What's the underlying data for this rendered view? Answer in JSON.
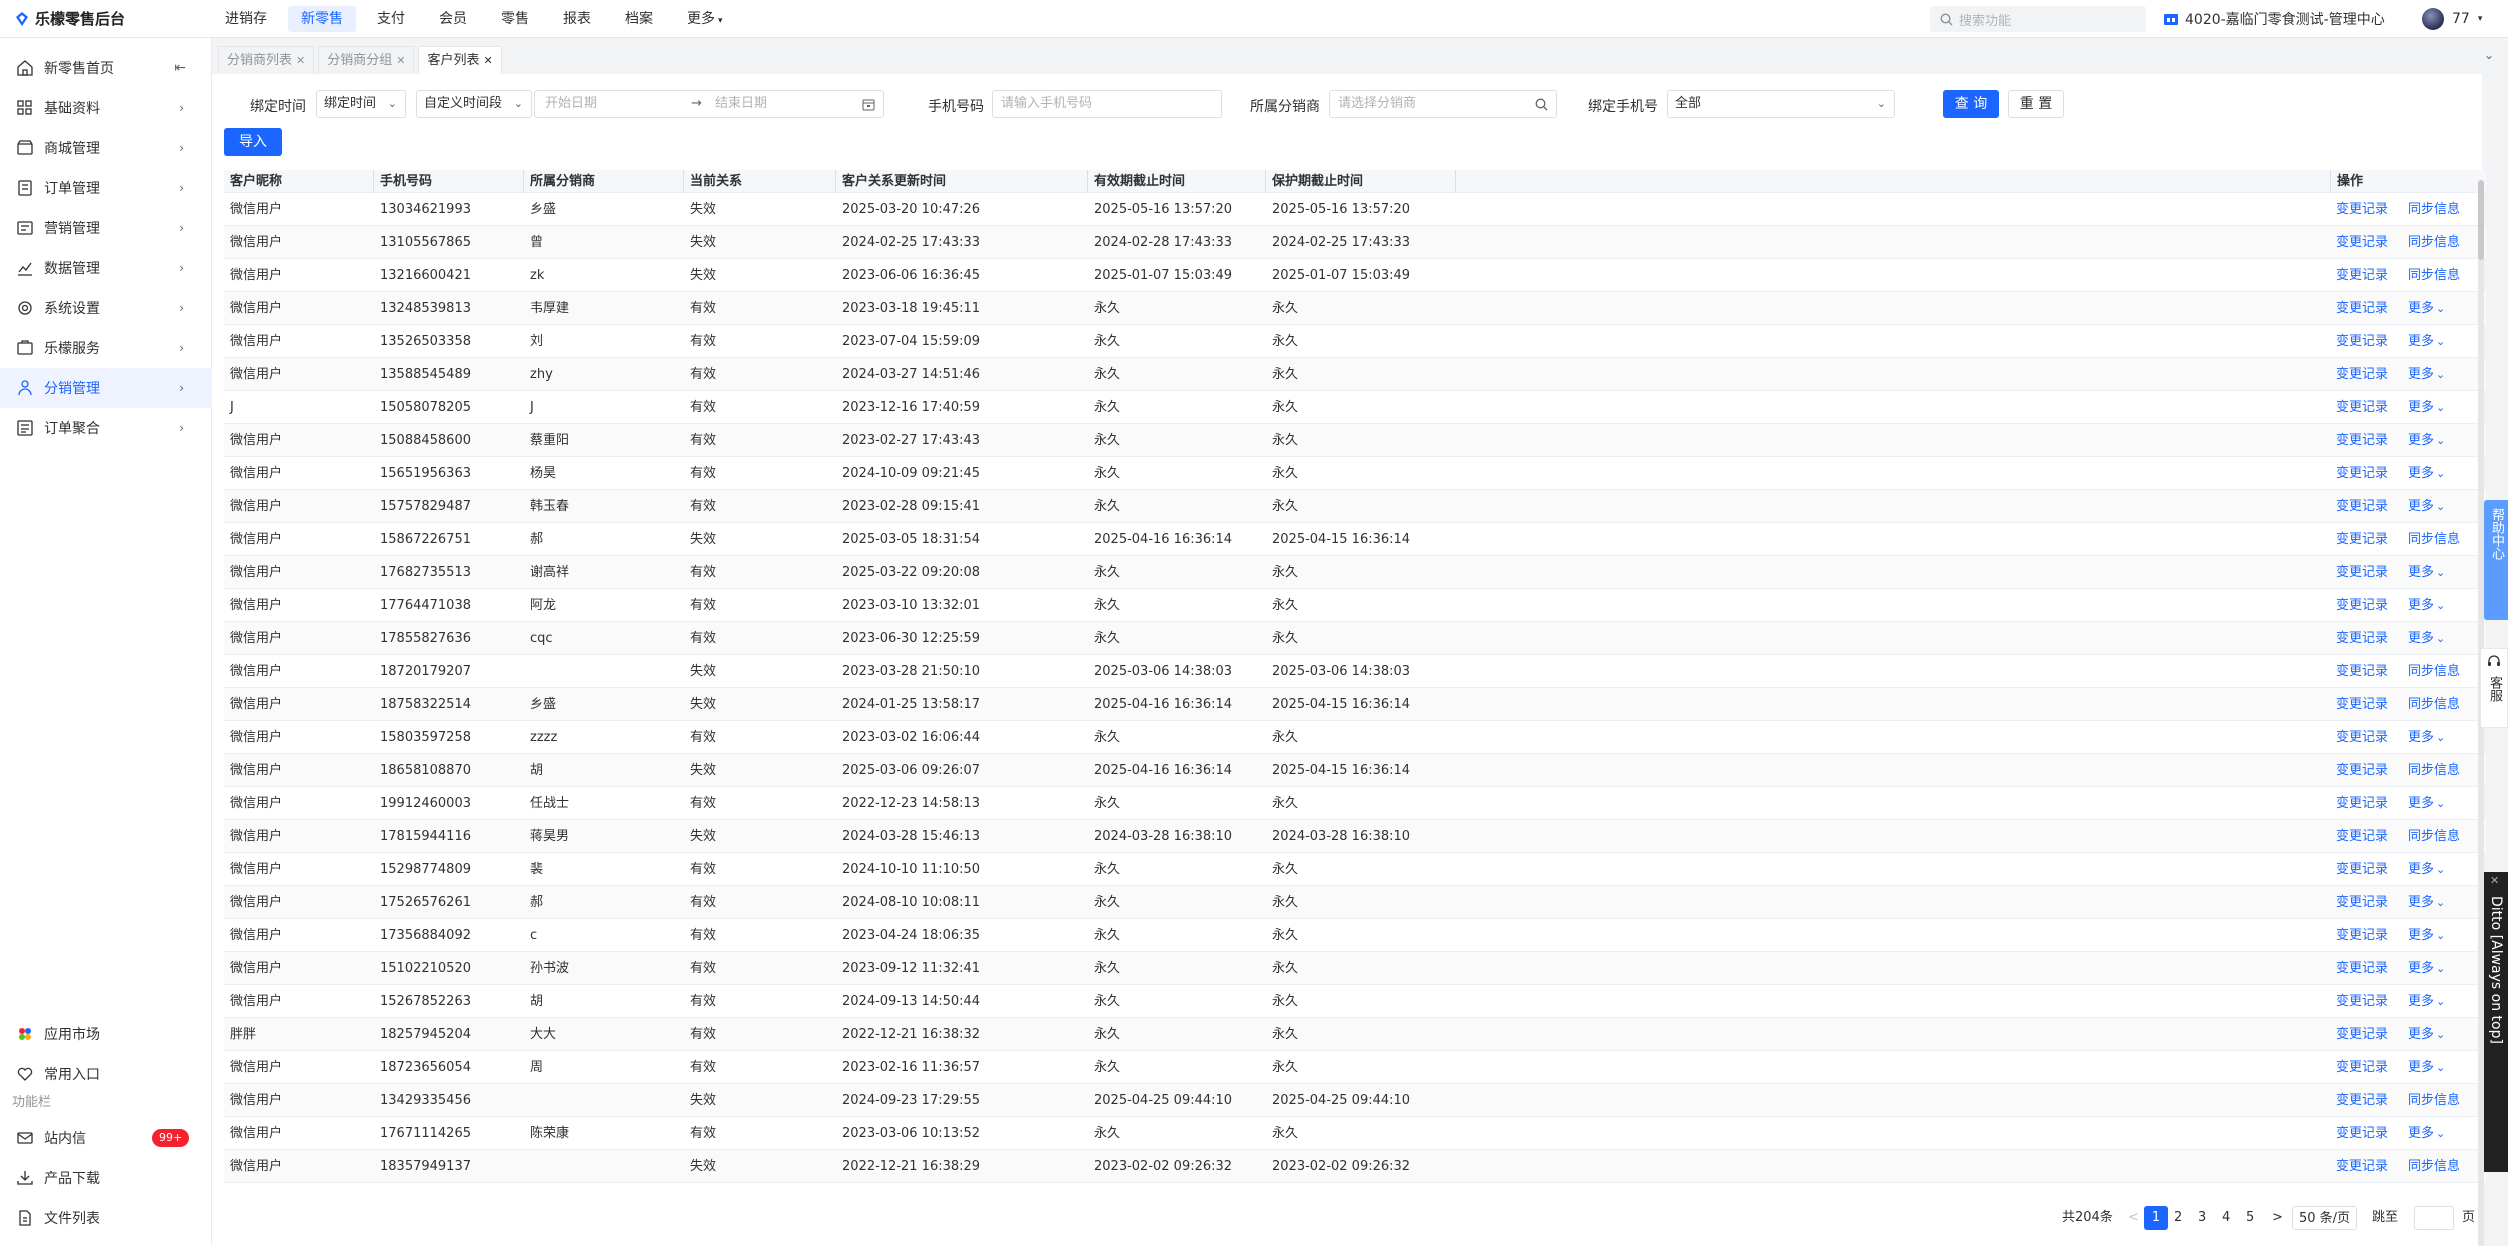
{
  "app": {
    "title": "乐檬零售后台",
    "top_nav": [
      {
        "label": "进销存",
        "active": false
      },
      {
        "label": "新零售",
        "active": true
      },
      {
        "label": "支付",
        "active": false
      },
      {
        "label": "会员",
        "active": false
      },
      {
        "label": "零售",
        "active": false
      },
      {
        "label": "报表",
        "active": false
      },
      {
        "label": "档案",
        "active": false
      },
      {
        "label": "更多",
        "active": false
      }
    ],
    "search_placeholder": "搜索功能",
    "store_name": "4020-嘉临门零食测试-管理中心",
    "user_name": "77"
  },
  "sidebar": {
    "items": [
      {
        "label": "新零售首页",
        "icon": "home-icon"
      },
      {
        "label": "基础资料",
        "icon": "grid-icon"
      },
      {
        "label": "商城管理",
        "icon": "shop-icon"
      },
      {
        "label": "订单管理",
        "icon": "order-icon"
      },
      {
        "label": "营销管理",
        "icon": "marketing-icon"
      },
      {
        "label": "数据管理",
        "icon": "chart-icon"
      },
      {
        "label": "系统设置",
        "icon": "settings-icon"
      },
      {
        "label": "乐檬服务",
        "icon": "service-icon"
      },
      {
        "label": "分销管理",
        "icon": "distribution-icon"
      },
      {
        "label": "订单聚合",
        "icon": "aggregate-icon"
      }
    ],
    "bottom_items": [
      {
        "label": "应用市场",
        "icon": "app-market-icon"
      },
      {
        "label": "常用入口",
        "icon": "heart-icon"
      }
    ],
    "section_label": "功能栏",
    "function_items": [
      {
        "label": "站内信",
        "icon": "mail-icon",
        "badge": "99+"
      },
      {
        "label": "产品下载",
        "icon": "download-icon"
      },
      {
        "label": "文件列表",
        "icon": "file-icon"
      }
    ]
  },
  "tabs": [
    {
      "label": "分销商列表",
      "active": false
    },
    {
      "label": "分销商分组",
      "active": false
    },
    {
      "label": "客户列表",
      "active": true
    }
  ],
  "filters": {
    "bind_time_label": "绑定时间",
    "bind_time_select": "绑定时间",
    "time_range_select": "自定义时间段",
    "start_date_placeholder": "开始日期",
    "end_date_placeholder": "结束日期",
    "range_arrow": "→",
    "phone_label": "手机号码",
    "phone_placeholder": "请输入手机号码",
    "distributor_label": "所属分销商",
    "distributor_placeholder": "请选择分销商",
    "bind_phone_label": "绑定手机号",
    "bind_phone_value": "全部",
    "query_button": "查 询",
    "reset_button": "重 置",
    "import_button": "导入"
  },
  "table": {
    "columns": [
      "客户昵称",
      "手机号码",
      "所属分销商",
      "当前关系",
      "客户关系更新时间",
      "有效期截止时间",
      "保护期截止时间",
      "操作"
    ],
    "action_change_log": "变更记录",
    "action_sync": "同步信息",
    "action_more": "更多",
    "rows": [
      [
        "微信用户",
        "13034621993",
        "乡盛",
        "失效",
        "2025-03-20 10:47:26",
        "2025-05-16 13:57:20",
        "2025-05-16 13:57:20",
        "sync"
      ],
      [
        "微信用户",
        "13105567865",
        "曾",
        "失效",
        "2024-02-25 17:43:33",
        "2024-02-28 17:43:33",
        "2024-02-25 17:43:33",
        "sync"
      ],
      [
        "微信用户",
        "13216600421",
        "zk",
        "失效",
        "2023-06-06 16:36:45",
        "2025-01-07 15:03:49",
        "2025-01-07 15:03:49",
        "sync"
      ],
      [
        "微信用户",
        "13248539813",
        "韦厚建",
        "有效",
        "2023-03-18 19:45:11",
        "永久",
        "永久",
        "more"
      ],
      [
        "微信用户",
        "13526503358",
        "刘",
        "有效",
        "2023-07-04 15:59:09",
        "永久",
        "永久",
        "more"
      ],
      [
        "微信用户",
        "13588545489",
        "zhy",
        "有效",
        "2024-03-27 14:51:46",
        "永久",
        "永久",
        "more"
      ],
      [
        "J",
        "15058078205",
        "J",
        "有效",
        "2023-12-16 17:40:59",
        "永久",
        "永久",
        "more"
      ],
      [
        "微信用户",
        "15088458600",
        "蔡重阳",
        "有效",
        "2023-02-27 17:43:43",
        "永久",
        "永久",
        "more"
      ],
      [
        "微信用户",
        "15651956363",
        "杨昊",
        "有效",
        "2024-10-09 09:21:45",
        "永久",
        "永久",
        "more"
      ],
      [
        "微信用户",
        "15757829487",
        "韩玉春",
        "有效",
        "2023-02-28 09:15:41",
        "永久",
        "永久",
        "more"
      ],
      [
        "微信用户",
        "15867226751",
        "郝",
        "失效",
        "2025-03-05 18:31:54",
        "2025-04-16 16:36:14",
        "2025-04-15 16:36:14",
        "sync"
      ],
      [
        "微信用户",
        "17682735513",
        "谢高祥",
        "有效",
        "2025-03-22 09:20:08",
        "永久",
        "永久",
        "more"
      ],
      [
        "微信用户",
        "17764471038",
        "阿龙",
        "有效",
        "2023-03-10 13:32:01",
        "永久",
        "永久",
        "more"
      ],
      [
        "微信用户",
        "17855827636",
        "cqc",
        "有效",
        "2023-06-30 12:25:59",
        "永久",
        "永久",
        "more"
      ],
      [
        "微信用户",
        "18720179207",
        "",
        "失效",
        "2023-03-28 21:50:10",
        "2025-03-06 14:38:03",
        "2025-03-06 14:38:03",
        "sync"
      ],
      [
        "微信用户",
        "18758322514",
        "乡盛",
        "失效",
        "2024-01-25 13:58:17",
        "2025-04-16 16:36:14",
        "2025-04-15 16:36:14",
        "sync"
      ],
      [
        "微信用户",
        "15803597258",
        "zzzz",
        "有效",
        "2023-03-02 16:06:44",
        "永久",
        "永久",
        "more"
      ],
      [
        "微信用户",
        "18658108870",
        "胡",
        "失效",
        "2025-03-06 09:26:07",
        "2025-04-16 16:36:14",
        "2025-04-15 16:36:14",
        "sync"
      ],
      [
        "微信用户",
        "19912460003",
        "任战士",
        "有效",
        "2022-12-23 14:58:13",
        "永久",
        "永久",
        "more"
      ],
      [
        "微信用户",
        "17815944116",
        "蒋昊男",
        "失效",
        "2024-03-28 15:46:13",
        "2024-03-28 16:38:10",
        "2024-03-28 16:38:10",
        "sync"
      ],
      [
        "微信用户",
        "15298774809",
        "裴",
        "有效",
        "2024-10-10 11:10:50",
        "永久",
        "永久",
        "more"
      ],
      [
        "微信用户",
        "17526576261",
        "郝",
        "有效",
        "2024-08-10 10:08:11",
        "永久",
        "永久",
        "more"
      ],
      [
        "微信用户",
        "17356884092",
        "c",
        "有效",
        "2023-04-24 18:06:35",
        "永久",
        "永久",
        "more"
      ],
      [
        "微信用户",
        "15102210520",
        "孙书波",
        "有效",
        "2023-09-12 11:32:41",
        "永久",
        "永久",
        "more"
      ],
      [
        "微信用户",
        "15267852263",
        "胡",
        "有效",
        "2024-09-13 14:50:44",
        "永久",
        "永久",
        "more"
      ],
      [
        "胖胖",
        "18257945204",
        "大大",
        "有效",
        "2022-12-21 16:38:32",
        "永久",
        "永久",
        "more"
      ],
      [
        "微信用户",
        "18723656054",
        "周",
        "有效",
        "2023-02-16 11:36:57",
        "永久",
        "永久",
        "more"
      ],
      [
        "微信用户",
        "13429335456",
        "",
        "失效",
        "2024-09-23 17:29:55",
        "2025-04-25 09:44:10",
        "2025-04-25 09:44:10",
        "sync"
      ],
      [
        "微信用户",
        "17671114265",
        "陈荣康",
        "有效",
        "2023-03-06 10:13:52",
        "永久",
        "永久",
        "more"
      ],
      [
        "微信用户",
        "18357949137",
        "",
        "失效",
        "2022-12-21 16:38:29",
        "2023-02-02 09:26:32",
        "2023-02-02 09:26:32",
        "sync"
      ]
    ]
  },
  "pagination": {
    "total": "共204条",
    "pages": [
      "1",
      "2",
      "3",
      "4",
      "5"
    ],
    "current": "1",
    "page_size": "50 条/页",
    "jump_label": "跳至",
    "page_suffix": "页",
    "prev": "<",
    "next": ">"
  },
  "floating": {
    "help": "帮助中心",
    "customer_service": "客服",
    "ditto": "Ditto [Always on top]"
  },
  "colors": {
    "accent": "#1a66ff",
    "badge": "#f5222d"
  }
}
= = =
▶ Exercise description: Report only the number of lines that hold the word "绑定时间".

▶ Solution for this task: 2